REQUIREMENTS: Your answer should be a single number: the count of lines containing "title".

A block of data:
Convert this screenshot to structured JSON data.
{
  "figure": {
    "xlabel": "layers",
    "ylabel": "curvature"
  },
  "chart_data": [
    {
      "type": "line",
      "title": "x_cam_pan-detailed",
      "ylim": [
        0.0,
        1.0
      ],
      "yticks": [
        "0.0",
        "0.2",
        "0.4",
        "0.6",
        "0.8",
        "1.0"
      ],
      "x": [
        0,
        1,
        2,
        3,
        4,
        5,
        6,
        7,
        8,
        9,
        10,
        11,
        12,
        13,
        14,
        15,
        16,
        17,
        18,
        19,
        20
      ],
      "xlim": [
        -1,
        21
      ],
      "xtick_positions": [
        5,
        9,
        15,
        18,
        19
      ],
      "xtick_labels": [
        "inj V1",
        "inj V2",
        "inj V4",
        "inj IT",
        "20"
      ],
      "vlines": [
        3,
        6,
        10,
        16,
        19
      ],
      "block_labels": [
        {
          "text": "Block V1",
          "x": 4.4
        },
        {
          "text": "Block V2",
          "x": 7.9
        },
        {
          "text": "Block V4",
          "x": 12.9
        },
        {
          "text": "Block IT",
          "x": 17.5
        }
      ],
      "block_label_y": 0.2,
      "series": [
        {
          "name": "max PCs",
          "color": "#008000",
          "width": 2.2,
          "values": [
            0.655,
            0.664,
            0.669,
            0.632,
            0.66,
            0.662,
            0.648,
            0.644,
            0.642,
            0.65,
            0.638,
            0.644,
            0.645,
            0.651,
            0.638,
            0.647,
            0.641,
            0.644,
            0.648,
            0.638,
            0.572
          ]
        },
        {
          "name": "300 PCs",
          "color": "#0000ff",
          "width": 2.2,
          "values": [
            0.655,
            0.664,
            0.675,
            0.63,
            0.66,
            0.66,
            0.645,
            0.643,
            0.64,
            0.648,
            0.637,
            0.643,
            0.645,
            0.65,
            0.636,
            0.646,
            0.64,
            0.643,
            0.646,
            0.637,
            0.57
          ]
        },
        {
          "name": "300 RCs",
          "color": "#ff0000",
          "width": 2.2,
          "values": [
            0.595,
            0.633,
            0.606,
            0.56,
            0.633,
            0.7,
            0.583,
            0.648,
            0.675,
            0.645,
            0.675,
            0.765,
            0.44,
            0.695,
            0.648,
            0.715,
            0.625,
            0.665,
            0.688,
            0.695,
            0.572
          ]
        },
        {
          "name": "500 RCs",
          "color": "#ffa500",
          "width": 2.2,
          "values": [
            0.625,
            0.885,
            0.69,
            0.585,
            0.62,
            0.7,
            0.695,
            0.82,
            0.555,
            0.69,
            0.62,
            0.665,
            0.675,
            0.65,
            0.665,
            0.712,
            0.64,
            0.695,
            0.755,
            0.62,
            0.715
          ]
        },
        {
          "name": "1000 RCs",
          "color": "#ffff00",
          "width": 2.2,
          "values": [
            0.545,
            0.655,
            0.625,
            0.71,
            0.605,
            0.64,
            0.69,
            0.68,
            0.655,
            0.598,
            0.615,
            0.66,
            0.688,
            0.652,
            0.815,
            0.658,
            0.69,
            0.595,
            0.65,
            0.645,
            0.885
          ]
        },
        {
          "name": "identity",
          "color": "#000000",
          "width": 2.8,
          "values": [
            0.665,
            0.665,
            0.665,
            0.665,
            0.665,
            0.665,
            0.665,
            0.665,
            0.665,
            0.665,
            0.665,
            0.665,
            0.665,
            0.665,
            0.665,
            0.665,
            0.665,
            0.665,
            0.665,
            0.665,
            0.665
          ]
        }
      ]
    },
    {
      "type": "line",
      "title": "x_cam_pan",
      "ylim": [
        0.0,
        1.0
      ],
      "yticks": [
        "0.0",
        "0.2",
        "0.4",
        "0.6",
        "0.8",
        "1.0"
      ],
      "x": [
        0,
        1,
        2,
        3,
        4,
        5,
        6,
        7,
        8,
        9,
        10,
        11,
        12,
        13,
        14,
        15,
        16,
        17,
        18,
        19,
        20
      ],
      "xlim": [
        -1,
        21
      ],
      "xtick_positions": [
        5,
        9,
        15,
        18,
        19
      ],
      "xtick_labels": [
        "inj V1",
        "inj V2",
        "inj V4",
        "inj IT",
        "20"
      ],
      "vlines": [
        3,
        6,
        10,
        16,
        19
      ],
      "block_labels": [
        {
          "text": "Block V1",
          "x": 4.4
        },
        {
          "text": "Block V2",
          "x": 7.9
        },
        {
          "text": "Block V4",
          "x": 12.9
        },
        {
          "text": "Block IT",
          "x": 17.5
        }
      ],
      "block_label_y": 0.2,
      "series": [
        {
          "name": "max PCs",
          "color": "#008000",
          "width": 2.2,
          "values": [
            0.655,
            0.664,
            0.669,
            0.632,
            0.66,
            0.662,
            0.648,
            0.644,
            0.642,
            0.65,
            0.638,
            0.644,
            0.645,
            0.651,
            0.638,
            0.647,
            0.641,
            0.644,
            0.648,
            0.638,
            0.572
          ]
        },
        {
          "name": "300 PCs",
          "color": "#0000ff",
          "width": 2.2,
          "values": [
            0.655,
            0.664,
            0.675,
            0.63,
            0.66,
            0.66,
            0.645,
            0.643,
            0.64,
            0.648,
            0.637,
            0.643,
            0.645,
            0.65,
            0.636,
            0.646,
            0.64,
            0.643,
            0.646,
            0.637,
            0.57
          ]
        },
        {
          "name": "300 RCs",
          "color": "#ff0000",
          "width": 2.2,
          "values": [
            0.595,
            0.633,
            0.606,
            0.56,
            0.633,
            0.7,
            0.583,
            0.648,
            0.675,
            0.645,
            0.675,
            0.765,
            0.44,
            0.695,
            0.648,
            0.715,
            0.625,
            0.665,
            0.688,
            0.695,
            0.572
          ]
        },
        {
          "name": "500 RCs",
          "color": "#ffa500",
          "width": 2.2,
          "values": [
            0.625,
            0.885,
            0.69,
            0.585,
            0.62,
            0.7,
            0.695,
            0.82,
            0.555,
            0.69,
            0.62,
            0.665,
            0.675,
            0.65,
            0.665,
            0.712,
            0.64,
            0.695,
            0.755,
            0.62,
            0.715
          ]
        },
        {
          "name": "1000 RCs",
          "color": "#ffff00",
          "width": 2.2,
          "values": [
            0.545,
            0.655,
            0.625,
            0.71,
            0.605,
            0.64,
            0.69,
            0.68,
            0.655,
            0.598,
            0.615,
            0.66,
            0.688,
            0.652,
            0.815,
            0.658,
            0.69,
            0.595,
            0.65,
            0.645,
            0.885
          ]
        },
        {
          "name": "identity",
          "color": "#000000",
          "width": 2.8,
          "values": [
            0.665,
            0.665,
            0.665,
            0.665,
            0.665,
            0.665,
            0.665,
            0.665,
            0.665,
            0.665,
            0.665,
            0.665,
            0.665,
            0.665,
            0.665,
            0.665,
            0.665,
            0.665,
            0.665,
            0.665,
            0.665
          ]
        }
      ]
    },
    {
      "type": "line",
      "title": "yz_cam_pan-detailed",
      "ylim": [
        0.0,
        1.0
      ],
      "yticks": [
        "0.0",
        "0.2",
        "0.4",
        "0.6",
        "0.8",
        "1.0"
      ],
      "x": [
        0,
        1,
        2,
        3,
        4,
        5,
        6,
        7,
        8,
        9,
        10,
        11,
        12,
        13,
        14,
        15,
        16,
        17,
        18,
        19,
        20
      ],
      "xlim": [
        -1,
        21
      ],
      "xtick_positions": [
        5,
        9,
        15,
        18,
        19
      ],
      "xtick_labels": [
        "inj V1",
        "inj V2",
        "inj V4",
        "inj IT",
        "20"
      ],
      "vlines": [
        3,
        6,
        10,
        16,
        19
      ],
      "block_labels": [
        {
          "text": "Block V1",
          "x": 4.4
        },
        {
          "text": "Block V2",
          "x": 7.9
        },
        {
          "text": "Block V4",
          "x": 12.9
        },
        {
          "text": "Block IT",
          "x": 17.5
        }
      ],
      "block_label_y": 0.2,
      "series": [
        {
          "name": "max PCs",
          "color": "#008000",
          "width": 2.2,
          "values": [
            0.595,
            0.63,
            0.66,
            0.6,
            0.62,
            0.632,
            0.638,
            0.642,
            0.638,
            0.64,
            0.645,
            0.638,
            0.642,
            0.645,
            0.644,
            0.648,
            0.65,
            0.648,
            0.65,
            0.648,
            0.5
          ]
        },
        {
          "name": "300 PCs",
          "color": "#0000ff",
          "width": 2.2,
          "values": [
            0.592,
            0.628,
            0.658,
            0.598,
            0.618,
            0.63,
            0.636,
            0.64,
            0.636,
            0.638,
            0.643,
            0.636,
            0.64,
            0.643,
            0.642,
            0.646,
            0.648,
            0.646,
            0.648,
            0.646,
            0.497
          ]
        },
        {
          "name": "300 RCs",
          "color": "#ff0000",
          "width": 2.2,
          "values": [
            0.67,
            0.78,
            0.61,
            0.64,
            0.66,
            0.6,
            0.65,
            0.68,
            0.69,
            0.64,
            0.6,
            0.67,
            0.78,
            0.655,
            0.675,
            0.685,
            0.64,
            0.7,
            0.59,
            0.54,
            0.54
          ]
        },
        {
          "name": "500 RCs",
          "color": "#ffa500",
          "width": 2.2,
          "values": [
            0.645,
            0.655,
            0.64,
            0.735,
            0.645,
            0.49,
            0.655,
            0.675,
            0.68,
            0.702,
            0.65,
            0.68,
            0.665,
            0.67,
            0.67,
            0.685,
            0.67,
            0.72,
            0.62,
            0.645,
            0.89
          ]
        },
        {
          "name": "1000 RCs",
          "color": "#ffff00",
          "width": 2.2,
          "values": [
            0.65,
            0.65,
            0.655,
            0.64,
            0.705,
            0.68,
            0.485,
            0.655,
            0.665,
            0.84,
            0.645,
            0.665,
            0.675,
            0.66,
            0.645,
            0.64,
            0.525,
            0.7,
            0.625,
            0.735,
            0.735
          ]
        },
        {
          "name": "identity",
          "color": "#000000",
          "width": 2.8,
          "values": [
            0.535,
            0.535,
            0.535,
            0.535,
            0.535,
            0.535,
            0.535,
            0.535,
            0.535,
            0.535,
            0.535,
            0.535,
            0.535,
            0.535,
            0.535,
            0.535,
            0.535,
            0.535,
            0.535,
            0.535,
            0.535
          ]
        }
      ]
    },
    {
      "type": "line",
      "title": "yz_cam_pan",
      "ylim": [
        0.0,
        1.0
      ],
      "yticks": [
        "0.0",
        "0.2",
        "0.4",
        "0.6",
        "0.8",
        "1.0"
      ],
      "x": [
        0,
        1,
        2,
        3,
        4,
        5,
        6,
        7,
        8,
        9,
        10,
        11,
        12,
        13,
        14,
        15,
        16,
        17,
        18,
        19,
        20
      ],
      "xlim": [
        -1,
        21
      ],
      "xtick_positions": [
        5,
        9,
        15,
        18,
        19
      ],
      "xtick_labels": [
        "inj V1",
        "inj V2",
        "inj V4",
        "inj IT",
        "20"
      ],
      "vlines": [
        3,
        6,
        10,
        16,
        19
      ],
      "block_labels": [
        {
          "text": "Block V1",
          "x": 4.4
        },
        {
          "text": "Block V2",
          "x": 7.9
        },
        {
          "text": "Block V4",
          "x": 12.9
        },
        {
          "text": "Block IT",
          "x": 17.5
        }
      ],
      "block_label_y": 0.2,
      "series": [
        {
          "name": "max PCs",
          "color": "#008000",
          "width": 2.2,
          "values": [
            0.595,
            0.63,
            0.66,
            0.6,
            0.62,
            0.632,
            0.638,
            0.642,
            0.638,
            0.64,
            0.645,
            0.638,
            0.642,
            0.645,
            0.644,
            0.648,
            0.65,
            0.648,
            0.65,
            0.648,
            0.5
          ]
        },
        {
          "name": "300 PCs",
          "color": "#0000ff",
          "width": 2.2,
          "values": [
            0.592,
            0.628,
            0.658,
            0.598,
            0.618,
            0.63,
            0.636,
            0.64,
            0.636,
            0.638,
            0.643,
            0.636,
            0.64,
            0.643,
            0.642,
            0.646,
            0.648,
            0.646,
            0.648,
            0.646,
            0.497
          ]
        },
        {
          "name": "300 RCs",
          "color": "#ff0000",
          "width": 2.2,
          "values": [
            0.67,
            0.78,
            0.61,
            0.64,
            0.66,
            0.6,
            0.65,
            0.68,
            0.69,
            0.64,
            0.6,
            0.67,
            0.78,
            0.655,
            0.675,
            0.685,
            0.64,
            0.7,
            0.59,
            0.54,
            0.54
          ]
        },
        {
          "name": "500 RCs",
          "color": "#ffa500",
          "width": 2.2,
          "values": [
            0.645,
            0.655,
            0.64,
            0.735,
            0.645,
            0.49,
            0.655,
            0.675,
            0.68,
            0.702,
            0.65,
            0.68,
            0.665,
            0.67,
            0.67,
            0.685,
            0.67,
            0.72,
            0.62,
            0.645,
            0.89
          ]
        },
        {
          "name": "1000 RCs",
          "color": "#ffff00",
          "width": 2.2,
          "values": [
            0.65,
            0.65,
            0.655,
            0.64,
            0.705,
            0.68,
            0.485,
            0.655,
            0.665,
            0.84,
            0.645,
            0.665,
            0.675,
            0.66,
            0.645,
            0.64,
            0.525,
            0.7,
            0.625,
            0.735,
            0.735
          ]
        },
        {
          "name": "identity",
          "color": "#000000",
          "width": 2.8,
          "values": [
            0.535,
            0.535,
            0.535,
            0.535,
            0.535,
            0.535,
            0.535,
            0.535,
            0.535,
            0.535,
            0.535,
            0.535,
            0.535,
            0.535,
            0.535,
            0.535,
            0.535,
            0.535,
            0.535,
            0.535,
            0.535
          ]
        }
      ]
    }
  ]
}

--

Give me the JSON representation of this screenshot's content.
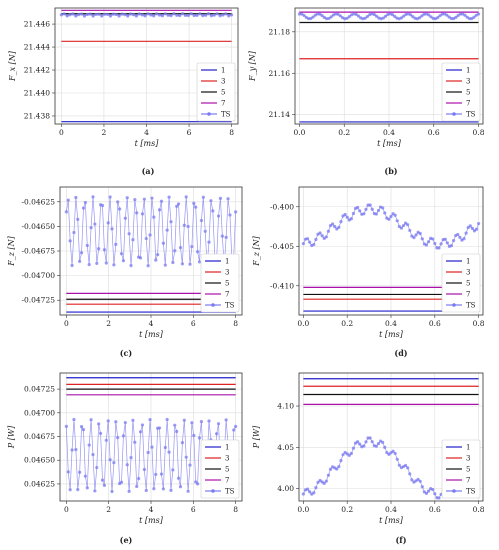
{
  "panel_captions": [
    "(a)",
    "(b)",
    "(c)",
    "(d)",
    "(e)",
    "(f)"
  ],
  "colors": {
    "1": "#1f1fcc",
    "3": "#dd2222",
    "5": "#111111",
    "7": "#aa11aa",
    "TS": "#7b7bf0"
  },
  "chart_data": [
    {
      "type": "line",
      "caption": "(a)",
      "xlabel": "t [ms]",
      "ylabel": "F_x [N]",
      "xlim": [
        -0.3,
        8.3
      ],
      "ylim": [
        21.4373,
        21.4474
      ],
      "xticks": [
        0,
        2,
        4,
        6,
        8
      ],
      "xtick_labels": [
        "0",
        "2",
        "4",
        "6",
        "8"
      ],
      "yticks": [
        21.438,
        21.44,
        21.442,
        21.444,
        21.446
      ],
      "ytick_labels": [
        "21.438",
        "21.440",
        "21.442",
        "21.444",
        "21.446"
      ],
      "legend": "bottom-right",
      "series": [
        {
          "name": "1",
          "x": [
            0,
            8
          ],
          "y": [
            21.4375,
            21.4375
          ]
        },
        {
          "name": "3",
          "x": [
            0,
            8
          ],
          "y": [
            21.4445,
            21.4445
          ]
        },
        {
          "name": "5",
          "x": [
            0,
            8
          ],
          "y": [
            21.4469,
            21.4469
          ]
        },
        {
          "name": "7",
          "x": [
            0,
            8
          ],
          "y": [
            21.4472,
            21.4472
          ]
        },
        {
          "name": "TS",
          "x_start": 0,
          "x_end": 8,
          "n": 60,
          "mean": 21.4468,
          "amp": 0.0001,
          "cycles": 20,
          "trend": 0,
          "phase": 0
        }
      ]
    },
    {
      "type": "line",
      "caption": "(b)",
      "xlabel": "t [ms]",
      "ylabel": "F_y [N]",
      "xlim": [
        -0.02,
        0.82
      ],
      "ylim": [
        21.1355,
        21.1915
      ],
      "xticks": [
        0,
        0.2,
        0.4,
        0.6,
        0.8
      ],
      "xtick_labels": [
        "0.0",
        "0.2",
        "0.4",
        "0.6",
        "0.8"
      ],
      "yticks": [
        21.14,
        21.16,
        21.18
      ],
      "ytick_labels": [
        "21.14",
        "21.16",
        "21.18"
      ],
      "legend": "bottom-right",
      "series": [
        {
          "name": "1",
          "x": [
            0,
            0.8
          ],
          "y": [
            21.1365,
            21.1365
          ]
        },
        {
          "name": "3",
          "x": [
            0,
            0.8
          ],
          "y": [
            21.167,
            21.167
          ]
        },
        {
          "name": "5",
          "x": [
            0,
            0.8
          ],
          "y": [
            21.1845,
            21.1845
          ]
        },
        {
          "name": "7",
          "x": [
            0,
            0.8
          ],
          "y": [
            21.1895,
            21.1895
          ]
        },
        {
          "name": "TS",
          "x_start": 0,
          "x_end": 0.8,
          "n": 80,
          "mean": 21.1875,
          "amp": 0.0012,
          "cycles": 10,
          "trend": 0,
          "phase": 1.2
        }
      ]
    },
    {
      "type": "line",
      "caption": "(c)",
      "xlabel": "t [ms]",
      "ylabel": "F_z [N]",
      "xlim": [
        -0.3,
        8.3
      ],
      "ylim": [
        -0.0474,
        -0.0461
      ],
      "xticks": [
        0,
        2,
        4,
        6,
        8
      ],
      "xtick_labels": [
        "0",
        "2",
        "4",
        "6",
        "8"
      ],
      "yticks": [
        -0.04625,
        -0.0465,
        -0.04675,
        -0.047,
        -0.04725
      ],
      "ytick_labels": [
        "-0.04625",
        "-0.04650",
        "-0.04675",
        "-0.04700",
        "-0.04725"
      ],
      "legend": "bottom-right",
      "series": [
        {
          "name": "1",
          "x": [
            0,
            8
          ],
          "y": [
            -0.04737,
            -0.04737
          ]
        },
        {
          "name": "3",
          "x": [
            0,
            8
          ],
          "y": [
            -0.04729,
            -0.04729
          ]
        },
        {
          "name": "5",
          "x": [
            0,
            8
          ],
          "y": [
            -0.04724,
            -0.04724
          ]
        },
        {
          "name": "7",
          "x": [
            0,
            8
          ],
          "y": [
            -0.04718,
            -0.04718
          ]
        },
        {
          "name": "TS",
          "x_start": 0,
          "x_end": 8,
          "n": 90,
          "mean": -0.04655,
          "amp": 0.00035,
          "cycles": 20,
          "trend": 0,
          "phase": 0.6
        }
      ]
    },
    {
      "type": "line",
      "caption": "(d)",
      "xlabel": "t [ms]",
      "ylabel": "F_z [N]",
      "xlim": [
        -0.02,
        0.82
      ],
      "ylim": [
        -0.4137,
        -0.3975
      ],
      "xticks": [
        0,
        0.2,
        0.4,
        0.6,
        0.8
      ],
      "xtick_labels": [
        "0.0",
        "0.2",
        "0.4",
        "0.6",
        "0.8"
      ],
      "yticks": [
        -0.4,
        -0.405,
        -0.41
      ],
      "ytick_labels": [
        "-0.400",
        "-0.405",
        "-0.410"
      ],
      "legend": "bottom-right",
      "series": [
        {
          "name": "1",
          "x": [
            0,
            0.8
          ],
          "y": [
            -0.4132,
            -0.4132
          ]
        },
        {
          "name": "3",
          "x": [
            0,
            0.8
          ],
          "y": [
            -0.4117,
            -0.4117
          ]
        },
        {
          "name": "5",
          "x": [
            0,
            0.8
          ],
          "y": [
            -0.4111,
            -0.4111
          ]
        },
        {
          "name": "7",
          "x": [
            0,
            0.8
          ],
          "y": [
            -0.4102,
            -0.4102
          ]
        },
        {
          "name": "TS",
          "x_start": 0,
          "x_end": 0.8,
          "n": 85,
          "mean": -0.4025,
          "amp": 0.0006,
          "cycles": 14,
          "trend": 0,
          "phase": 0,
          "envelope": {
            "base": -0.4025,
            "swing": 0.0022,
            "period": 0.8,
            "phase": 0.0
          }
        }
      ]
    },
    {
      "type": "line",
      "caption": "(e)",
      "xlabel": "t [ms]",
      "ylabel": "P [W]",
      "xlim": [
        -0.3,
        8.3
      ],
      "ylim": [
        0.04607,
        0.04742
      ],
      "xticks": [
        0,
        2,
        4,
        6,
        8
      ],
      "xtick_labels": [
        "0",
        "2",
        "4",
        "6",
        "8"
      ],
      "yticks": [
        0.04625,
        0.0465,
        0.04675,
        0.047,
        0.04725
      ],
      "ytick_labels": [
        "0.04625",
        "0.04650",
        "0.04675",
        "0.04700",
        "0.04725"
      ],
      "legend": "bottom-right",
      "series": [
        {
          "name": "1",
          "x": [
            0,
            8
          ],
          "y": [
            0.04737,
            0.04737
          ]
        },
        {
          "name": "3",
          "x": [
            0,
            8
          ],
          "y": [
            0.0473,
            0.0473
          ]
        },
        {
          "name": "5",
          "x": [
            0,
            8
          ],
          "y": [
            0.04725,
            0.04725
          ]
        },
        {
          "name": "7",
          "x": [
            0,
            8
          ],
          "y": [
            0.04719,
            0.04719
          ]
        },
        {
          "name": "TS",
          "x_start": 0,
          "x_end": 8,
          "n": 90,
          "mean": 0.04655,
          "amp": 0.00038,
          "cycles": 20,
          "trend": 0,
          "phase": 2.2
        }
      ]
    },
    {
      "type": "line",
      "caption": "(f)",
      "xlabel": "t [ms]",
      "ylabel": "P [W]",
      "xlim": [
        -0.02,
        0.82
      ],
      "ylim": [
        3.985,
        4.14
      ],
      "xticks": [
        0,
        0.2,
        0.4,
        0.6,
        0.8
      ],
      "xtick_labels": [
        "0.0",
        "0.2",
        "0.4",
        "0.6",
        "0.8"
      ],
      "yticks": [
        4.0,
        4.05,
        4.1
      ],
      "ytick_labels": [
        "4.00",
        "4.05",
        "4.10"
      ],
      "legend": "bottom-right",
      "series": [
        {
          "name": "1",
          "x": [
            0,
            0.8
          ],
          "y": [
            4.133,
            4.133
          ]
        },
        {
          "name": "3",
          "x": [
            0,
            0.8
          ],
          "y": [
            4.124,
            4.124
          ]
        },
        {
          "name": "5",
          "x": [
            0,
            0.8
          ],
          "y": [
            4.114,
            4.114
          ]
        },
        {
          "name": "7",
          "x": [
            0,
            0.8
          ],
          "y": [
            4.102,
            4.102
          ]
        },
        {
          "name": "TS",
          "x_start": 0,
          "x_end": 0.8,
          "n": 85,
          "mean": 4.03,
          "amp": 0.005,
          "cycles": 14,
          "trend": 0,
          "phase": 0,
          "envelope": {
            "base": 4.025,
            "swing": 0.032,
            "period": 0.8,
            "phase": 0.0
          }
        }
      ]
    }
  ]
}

EXPECTED ANSWER: 4